TASK PROMPT:
Copy out every record below, word for word.

◆ ◆ ◆ ◆ ◆ ◆ ◆

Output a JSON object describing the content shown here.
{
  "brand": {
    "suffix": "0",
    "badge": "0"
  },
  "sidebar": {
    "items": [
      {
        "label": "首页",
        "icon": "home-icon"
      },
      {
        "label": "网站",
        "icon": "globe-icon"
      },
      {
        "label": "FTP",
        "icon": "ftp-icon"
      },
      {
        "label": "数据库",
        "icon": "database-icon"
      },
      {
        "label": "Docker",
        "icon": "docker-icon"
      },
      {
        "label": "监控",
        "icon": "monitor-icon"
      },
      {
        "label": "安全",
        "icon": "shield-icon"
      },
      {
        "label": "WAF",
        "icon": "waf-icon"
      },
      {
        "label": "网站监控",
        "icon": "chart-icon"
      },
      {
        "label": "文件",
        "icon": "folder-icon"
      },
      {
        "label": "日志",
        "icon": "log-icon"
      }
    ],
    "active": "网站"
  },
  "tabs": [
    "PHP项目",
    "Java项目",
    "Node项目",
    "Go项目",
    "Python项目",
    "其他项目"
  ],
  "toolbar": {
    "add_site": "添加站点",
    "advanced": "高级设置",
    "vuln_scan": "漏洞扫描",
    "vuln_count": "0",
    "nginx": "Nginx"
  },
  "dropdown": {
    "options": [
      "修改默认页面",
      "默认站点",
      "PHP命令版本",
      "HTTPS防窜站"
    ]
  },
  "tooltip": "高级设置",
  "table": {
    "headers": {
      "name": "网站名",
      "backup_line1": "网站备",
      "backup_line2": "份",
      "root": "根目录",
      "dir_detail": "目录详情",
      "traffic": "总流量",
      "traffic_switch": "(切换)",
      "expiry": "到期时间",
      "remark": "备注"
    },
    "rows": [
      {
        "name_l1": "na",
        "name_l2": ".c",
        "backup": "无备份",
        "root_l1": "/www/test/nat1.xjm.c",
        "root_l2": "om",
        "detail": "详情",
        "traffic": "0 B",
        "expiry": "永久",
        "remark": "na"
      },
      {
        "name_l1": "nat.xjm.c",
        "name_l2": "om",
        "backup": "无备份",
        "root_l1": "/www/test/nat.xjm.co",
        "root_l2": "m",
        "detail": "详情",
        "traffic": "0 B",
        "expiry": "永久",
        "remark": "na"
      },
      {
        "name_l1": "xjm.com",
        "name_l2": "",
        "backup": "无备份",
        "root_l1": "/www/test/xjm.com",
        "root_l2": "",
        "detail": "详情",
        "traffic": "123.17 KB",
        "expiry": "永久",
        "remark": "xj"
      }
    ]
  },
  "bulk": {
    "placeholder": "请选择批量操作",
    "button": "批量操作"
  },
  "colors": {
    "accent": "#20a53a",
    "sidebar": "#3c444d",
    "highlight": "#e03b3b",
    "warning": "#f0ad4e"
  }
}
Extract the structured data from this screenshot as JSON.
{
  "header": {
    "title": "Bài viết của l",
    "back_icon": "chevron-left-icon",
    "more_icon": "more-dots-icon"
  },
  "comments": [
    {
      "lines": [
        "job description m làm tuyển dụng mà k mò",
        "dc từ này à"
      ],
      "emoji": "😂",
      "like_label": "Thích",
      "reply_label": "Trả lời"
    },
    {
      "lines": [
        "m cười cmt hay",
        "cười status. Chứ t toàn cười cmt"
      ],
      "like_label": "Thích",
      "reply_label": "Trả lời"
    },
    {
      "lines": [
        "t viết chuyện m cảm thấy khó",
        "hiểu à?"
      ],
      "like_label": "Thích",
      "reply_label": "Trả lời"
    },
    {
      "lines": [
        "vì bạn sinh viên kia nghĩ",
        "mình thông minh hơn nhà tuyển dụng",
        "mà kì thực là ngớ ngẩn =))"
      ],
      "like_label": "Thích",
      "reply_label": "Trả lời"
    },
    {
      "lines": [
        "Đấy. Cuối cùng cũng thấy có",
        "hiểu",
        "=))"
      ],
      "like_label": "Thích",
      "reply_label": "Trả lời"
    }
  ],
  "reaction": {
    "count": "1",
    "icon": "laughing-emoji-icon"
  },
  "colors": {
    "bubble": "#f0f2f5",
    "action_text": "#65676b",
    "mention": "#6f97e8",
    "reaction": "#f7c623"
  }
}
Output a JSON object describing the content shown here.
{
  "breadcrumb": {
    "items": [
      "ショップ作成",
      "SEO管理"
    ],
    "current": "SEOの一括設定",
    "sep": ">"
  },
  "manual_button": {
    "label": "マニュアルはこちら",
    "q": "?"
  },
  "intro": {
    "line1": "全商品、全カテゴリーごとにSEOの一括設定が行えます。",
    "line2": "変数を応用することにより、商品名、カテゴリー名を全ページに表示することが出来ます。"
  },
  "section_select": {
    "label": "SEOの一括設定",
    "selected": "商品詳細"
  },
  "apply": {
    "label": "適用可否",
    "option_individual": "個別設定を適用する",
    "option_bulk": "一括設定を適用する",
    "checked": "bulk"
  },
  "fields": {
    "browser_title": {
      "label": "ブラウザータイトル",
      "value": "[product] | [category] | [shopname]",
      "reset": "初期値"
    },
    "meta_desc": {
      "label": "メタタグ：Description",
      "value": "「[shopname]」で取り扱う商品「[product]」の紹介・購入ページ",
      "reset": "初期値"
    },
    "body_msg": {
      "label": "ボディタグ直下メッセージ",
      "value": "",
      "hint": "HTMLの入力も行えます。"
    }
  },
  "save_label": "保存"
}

◆ ◆ ◆ ◆ ◆ ◆ ◆

EXPECTED ANSWER:
Output a JSON object describing the content shown here.
{
  "brand": {
    "suffix": "0",
    "badge": "0"
  },
  "sidebar": {
    "items": [
      {
        "label": "首页",
        "icon": "home-icon"
      },
      {
        "label": "网站",
        "icon": "globe-icon"
      },
      {
        "label": "FTP",
        "icon": "ftp-icon"
      },
      {
        "label": "数据库",
        "icon": "database-icon"
      },
      {
        "label": "Docker",
        "icon": "docker-icon"
      },
      {
        "label": "监控",
        "icon": "monitor-icon"
      },
      {
        "label": "安全",
        "icon": "shield-icon"
      },
      {
        "label": "WAF",
        "icon": "waf-icon"
      },
      {
        "label": "网站监控",
        "icon": "chart-icon"
      },
      {
        "label": "文件",
        "icon": "folder-icon"
      },
      {
        "label": "日志",
        "icon": "log-icon"
      }
    ],
    "active": "网站"
  },
  "tabs": [
    "PHP项目",
    "Java项目",
    "Node项目",
    "Go项目",
    "Python项目",
    "其他项目"
  ],
  "toolbar": {
    "add_site": "添加站点",
    "advanced": "高级设置",
    "vuln_scan": "漏洞扫描",
    "vuln_count": "0",
    "nginx": "Nginx"
  },
  "dropdown": {
    "options": [
      "修改默认页面",
      "默认站点",
      "PHP命令版本",
      "HTTPS防窜站"
    ]
  },
  "tooltip": "高级设置",
  "table": {
    "headers": {
      "name": "网站名",
      "backup_line1": "网站备",
      "backup_line2": "份",
      "root": "根目录",
      "dir_detail": "目录详情",
      "traffic": "总流量",
      "traffic_switch": "(切换)",
      "expiry": "到期时间",
      "remark": "备注"
    },
    "rows": [
      {
        "name_l1": "na",
        "name_l2": ".c",
        "backup": "无备份",
        "root_l1": "/www/test/nat1.xjm.c",
        "root_l2": "om",
        "detail": "详情",
        "traffic": "0 B",
        "expiry": "永久",
        "remark": "na"
      },
      {
        "name_l1": "nat.xjm.c",
        "name_l2": "om",
        "backup": "无备份",
        "root_l1": "/www/test/nat.xjm.co",
        "root_l2": "m",
        "detail": "详情",
        "traffic": "0 B",
        "expiry": "永久",
        "remark": "na"
      },
      {
        "name_l1": "xjm.com",
        "name_l2": "",
        "backup": "无备份",
        "root_l1": "/www/test/xjm.com",
        "root_l2": "",
        "detail": "详情",
        "traffic": "123.17 KB",
        "expiry": "永久",
        "remark": "xj"
      }
    ]
  },
  "bulk": {
    "placeholder": "请选择批量操作",
    "button": "批量操作"
  },
  "colors": {
    "accent": "#20a53a",
    "sidebar": "#3c444d",
    "highlight": "#e03b3b",
    "warning": "#f0ad4e"
  }
}
Extract the structured data from this screenshot as JSON.
{
  "header": {
    "title": "Bài viết của l",
    "back_icon": "chevron-left-icon",
    "more_icon": "more-dots-icon"
  },
  "comments": [
    {
      "lines": [
        "job description m làm tuyển dụng mà k mò",
        "dc từ này à"
      ],
      "emoji": "😂",
      "like_label": "Thích",
      "reply_label": "Trả lời"
    },
    {
      "lines": [
        "m cười cmt hay",
        "cười status. Chứ t toàn cười cmt"
      ],
      "like_label": "Thích",
      "reply_label": "Trả lời"
    },
    {
      "lines": [
        "t viết chuyện m cảm thấy khó",
        "hiểu à?"
      ],
      "like_label": "Thích",
      "reply_label": "Trả lời"
    },
    {
      "lines": [
        "vì bạn sinh viên kia nghĩ",
        "mình thông minh hơn nhà tuyển dụng",
        "mà kì thực là ngớ ngẩn =))"
      ],
      "like_label": "Thích",
      "reply_label": "Trả lời"
    },
    {
      "lines": [
        "Đấy. Cuối cùng cũng thấy có",
        "hiểu",
        "=))"
      ],
      "like_label": "Thích",
      "reply_label": "Trả lời"
    }
  ],
  "reaction": {
    "count": "1",
    "icon": "laughing-emoji-icon"
  },
  "colors": {
    "bubble": "#f0f2f5",
    "action_text": "#65676b",
    "mention": "#6f97e8",
    "reaction": "#f7c623"
  }
}
Output a JSON object describing the content shown here.
{
  "breadcrumb": {
    "items": [
      "ショップ作成",
      "SEO管理"
    ],
    "current": "SEOの一括設定",
    "sep": ">"
  },
  "manual_button": {
    "label": "マニュアルはこちら",
    "q": "?"
  },
  "intro": {
    "line1": "全商品、全カテゴリーごとにSEOの一括設定が行えます。",
    "line2": "変数を応用することにより、商品名、カテゴリー名を全ページに表示することが出来ます。"
  },
  "section_select": {
    "label": "SEOの一括設定",
    "selected": "商品詳細"
  },
  "apply": {
    "label": "適用可否",
    "option_individual": "個別設定を適用する",
    "option_bulk": "一括設定を適用する",
    "checked": "bulk"
  },
  "fields": {
    "browser_title": {
      "label": "ブラウザータイトル",
      "value": "[product] | [category] | [shopname]",
      "reset": "初期値"
    },
    "meta_desc": {
      "label": "メタタグ：Description",
      "value": "「[shopname]」で取り扱う商品「[product]」の紹介・購入ページ",
      "reset": "初期値"
    },
    "body_msg": {
      "label": "ボディタグ直下メッセージ",
      "value": "",
      "hint": "HTMLの入力も行えます。"
    }
  },
  "save_label": "保存"
}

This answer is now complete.